**Set problem:**
Can you transcribe the data exactly? Leave the pictures out.

####################

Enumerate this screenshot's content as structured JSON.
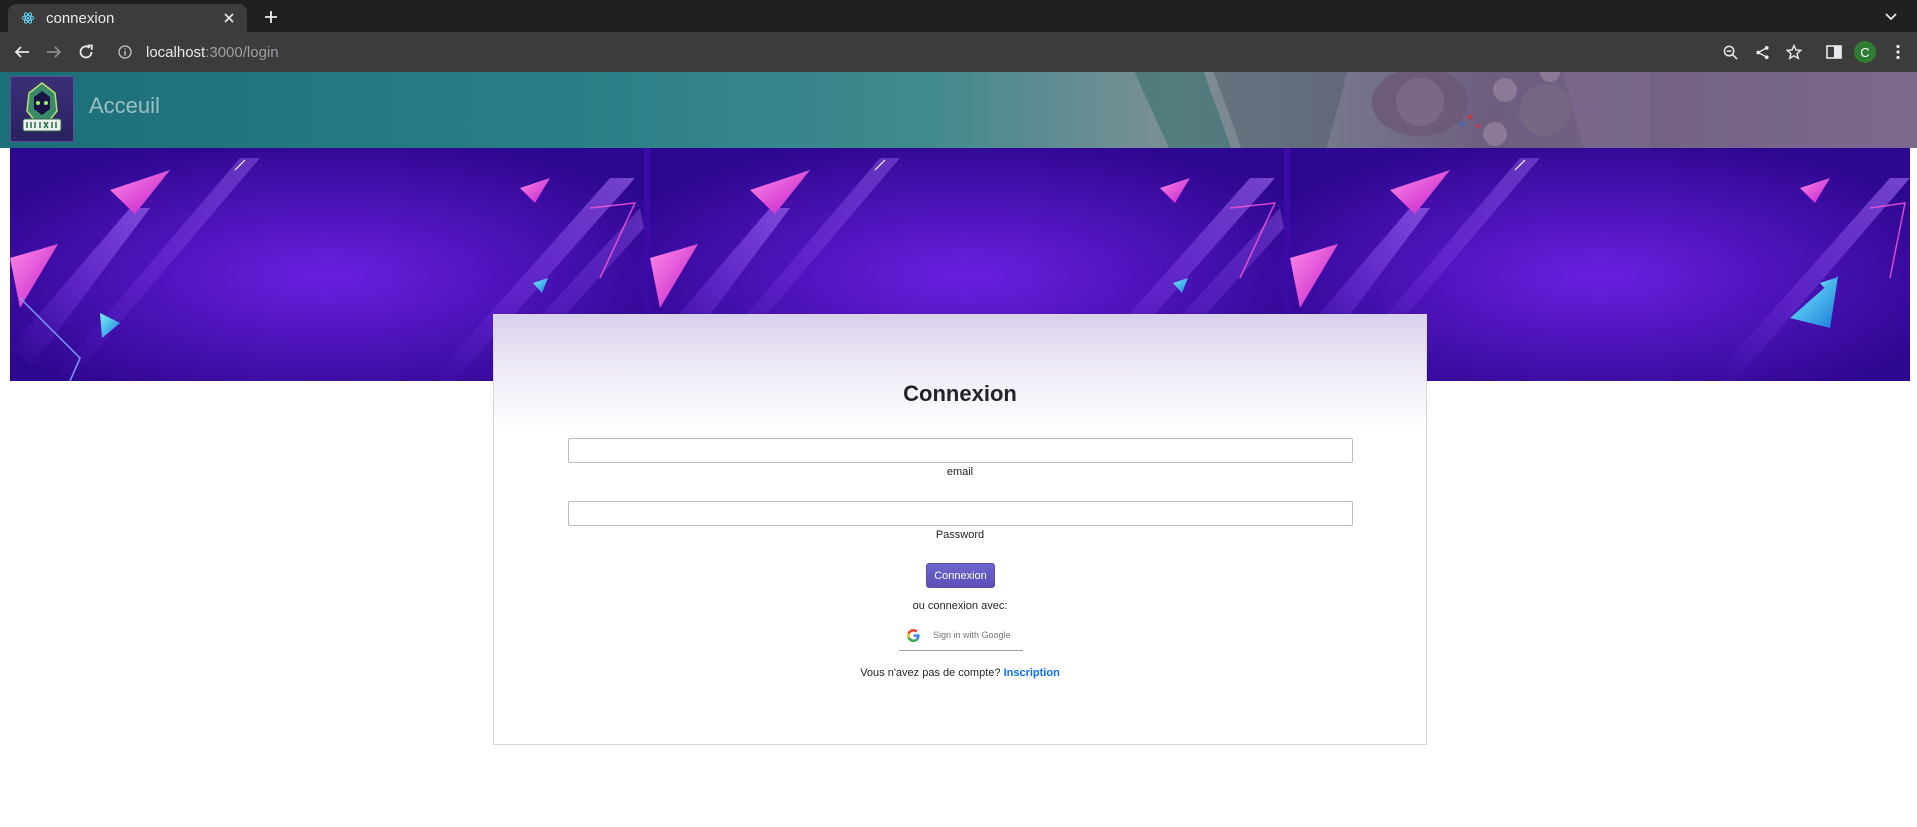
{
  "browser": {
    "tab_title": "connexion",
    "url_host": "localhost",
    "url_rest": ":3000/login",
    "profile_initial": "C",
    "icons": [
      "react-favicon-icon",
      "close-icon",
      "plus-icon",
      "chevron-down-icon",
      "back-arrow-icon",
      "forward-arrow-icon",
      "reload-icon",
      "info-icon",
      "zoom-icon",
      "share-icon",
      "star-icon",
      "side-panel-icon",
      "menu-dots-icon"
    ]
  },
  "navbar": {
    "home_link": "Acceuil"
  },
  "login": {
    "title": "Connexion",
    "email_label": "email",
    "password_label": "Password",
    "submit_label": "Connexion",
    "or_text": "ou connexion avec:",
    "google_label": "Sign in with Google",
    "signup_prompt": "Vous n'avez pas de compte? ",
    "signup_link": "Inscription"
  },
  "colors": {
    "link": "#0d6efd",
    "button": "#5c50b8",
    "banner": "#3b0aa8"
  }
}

####################

**Answer to the exercise:**
Enumerate this screenshot's content as structured JSON.
{
  "browser": {
    "tab_title": "connexion",
    "url_host": "localhost",
    "url_rest": ":3000/login",
    "profile_initial": "C",
    "icons": [
      "react-favicon-icon",
      "close-icon",
      "plus-icon",
      "chevron-down-icon",
      "back-arrow-icon",
      "forward-arrow-icon",
      "reload-icon",
      "info-icon",
      "zoom-icon",
      "share-icon",
      "star-icon",
      "side-panel-icon",
      "menu-dots-icon"
    ]
  },
  "navbar": {
    "home_link": "Acceuil"
  },
  "login": {
    "title": "Connexion",
    "email_label": "email",
    "password_label": "Password",
    "submit_label": "Connexion",
    "or_text": "ou connexion avec:",
    "google_label": "Sign in with Google",
    "signup_prompt": "Vous n'avez pas de compte? ",
    "signup_link": "Inscription"
  },
  "colors": {
    "link": "#0d6efd",
    "button": "#5c50b8",
    "banner": "#3b0aa8"
  }
}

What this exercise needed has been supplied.